• [Problem to solve] Pull each line with the string "Athens" from the entries.

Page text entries
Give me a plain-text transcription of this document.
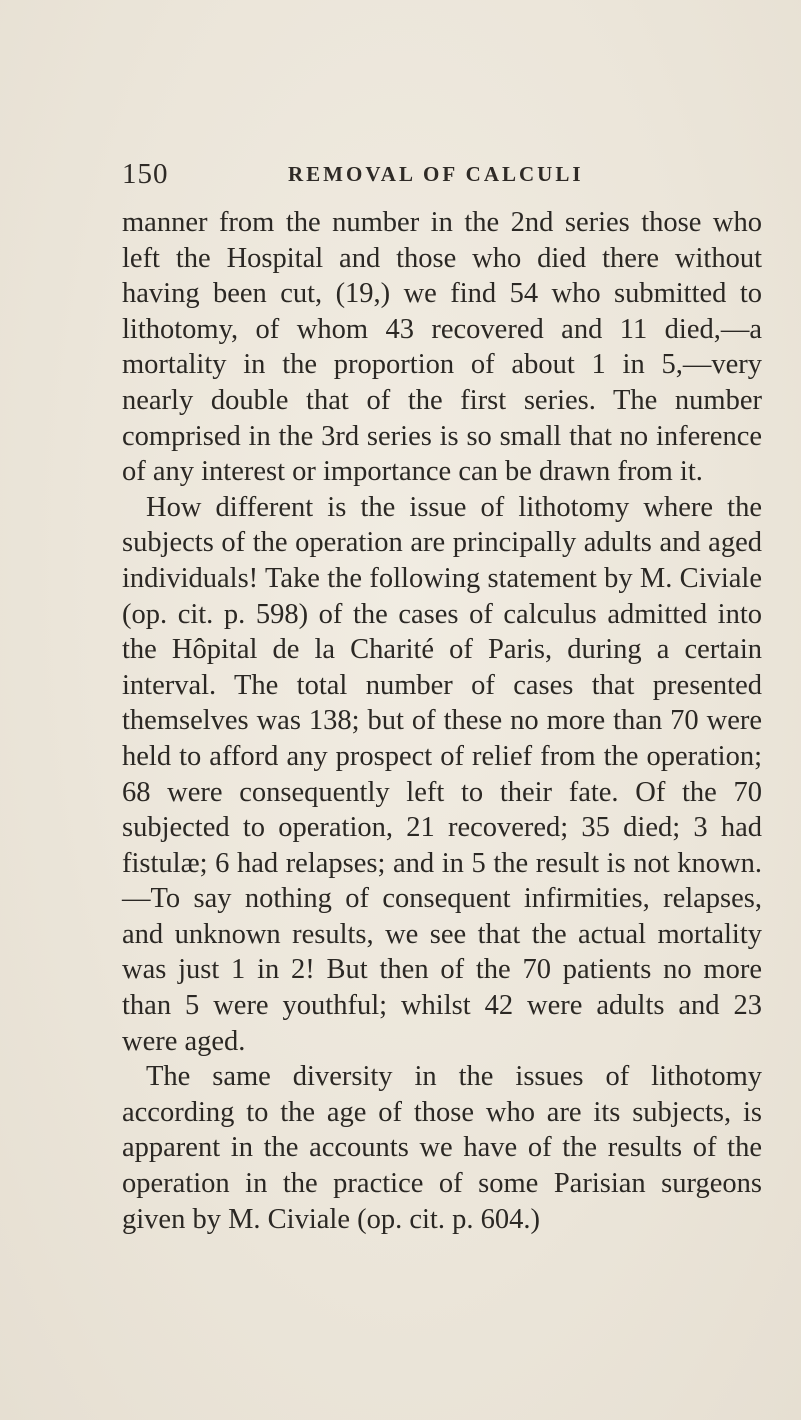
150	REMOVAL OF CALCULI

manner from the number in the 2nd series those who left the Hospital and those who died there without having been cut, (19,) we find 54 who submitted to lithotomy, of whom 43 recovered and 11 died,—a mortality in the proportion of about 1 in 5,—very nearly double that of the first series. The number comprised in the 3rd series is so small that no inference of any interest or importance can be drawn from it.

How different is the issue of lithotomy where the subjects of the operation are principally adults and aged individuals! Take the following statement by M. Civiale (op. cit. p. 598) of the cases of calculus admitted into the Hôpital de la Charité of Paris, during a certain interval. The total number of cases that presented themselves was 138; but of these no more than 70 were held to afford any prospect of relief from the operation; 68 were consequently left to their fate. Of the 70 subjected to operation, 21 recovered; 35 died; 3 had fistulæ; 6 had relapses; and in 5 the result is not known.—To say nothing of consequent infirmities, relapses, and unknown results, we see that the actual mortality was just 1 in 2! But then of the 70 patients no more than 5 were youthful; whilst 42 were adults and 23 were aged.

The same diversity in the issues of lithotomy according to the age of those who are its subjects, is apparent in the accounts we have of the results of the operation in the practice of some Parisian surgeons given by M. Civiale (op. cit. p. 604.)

--

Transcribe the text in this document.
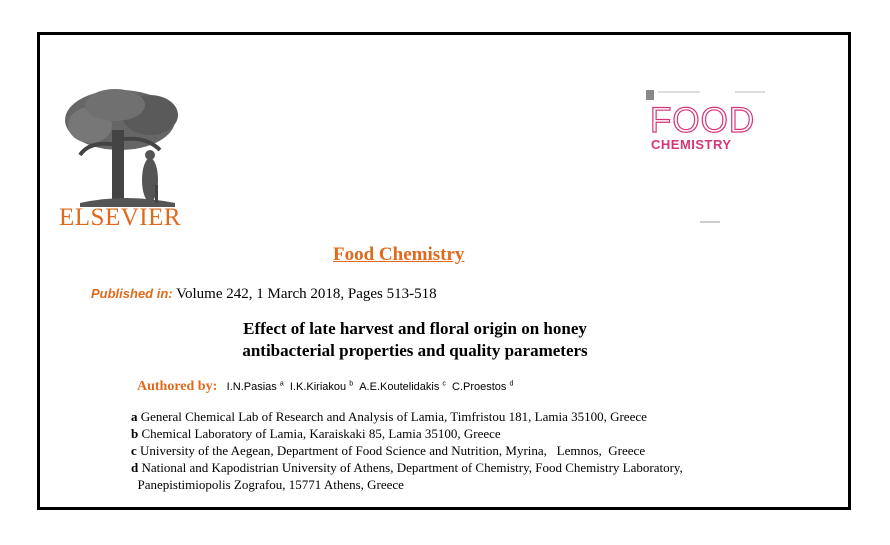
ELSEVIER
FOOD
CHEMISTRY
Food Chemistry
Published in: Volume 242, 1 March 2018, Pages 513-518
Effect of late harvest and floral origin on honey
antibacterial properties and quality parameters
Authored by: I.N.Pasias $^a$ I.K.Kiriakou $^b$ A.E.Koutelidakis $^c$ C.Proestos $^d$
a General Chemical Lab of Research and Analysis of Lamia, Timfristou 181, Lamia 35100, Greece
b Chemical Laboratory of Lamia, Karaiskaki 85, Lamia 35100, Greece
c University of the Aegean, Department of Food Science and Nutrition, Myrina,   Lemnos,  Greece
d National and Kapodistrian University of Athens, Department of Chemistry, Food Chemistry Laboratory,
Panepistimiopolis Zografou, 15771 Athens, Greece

• [Task response]
d National and Kapodistrian University of Athens, Department of Chemistry, Food Chemistry Laboratory,
Panepistimiopolis Zografou, 15771 Athens, Greece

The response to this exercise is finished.